→ **Goal of the exercise**
Every line below should be repeated exactly.

--------------------------------

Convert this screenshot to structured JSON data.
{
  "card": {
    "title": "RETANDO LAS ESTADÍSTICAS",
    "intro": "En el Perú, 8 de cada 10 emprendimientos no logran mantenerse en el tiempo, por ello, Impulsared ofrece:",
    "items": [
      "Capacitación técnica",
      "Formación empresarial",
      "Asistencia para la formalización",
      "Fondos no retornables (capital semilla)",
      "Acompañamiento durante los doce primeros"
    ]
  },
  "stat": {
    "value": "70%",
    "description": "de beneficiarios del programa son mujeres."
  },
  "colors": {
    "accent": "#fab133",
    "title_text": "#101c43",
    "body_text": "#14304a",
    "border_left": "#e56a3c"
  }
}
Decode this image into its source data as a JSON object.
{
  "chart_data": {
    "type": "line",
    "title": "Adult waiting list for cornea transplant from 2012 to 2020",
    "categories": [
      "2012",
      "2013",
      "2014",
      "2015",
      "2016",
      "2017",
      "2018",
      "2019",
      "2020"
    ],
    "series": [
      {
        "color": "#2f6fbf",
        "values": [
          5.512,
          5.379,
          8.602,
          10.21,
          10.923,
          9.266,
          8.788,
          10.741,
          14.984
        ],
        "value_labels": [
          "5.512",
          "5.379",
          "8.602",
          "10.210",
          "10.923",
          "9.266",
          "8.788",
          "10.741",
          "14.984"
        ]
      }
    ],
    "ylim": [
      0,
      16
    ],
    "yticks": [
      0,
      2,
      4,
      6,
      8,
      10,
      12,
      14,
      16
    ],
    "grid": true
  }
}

--------------------------------

→ **Solution for this exercise**
Convert this screenshot to structured JSON data.
{
  "card": {
    "title": "RETANDO LAS ESTADÍSTICAS",
    "intro": "En el Perú, 8 de cada 10 emprendimientos no logran mantenerse en el tiempo, por ello, Impulsared ofrece:",
    "items": [
      "Capacitación técnica",
      "Formación empresarial",
      "Asistencia para la formalización",
      "Fondos no retornables (capital semilla)",
      "Acompañamiento durante los doce primeros"
    ]
  },
  "stat": {
    "value": "70%",
    "description": "de beneficiarios del programa son mujeres."
  },
  "colors": {
    "accent": "#fab133",
    "title_text": "#101c43",
    "body_text": "#14304a",
    "border_left": "#e56a3c"
  }
}
Decode this image into its source data as a JSON object.
{
  "chart_data": {
    "type": "line",
    "title": "Adult waiting list for cornea transplant from 2012 to 2020",
    "categories": [
      "2012",
      "2013",
      "2014",
      "2015",
      "2016",
      "2017",
      "2018",
      "2019",
      "2020"
    ],
    "series": [
      {
        "color": "#2f6fbf",
        "values": [
          5.512,
          5.379,
          8.602,
          10.21,
          10.923,
          9.266,
          8.788,
          10.741,
          14.984
        ],
        "value_labels": [
          "5.512",
          "5.379",
          "8.602",
          "10.210",
          "10.923",
          "9.266",
          "8.788",
          "10.741",
          "14.984"
        ]
      }
    ],
    "ylim": [
      0,
      16
    ],
    "yticks": [
      0,
      2,
      4,
      6,
      8,
      10,
      12,
      14,
      16
    ],
    "grid": true
  }
}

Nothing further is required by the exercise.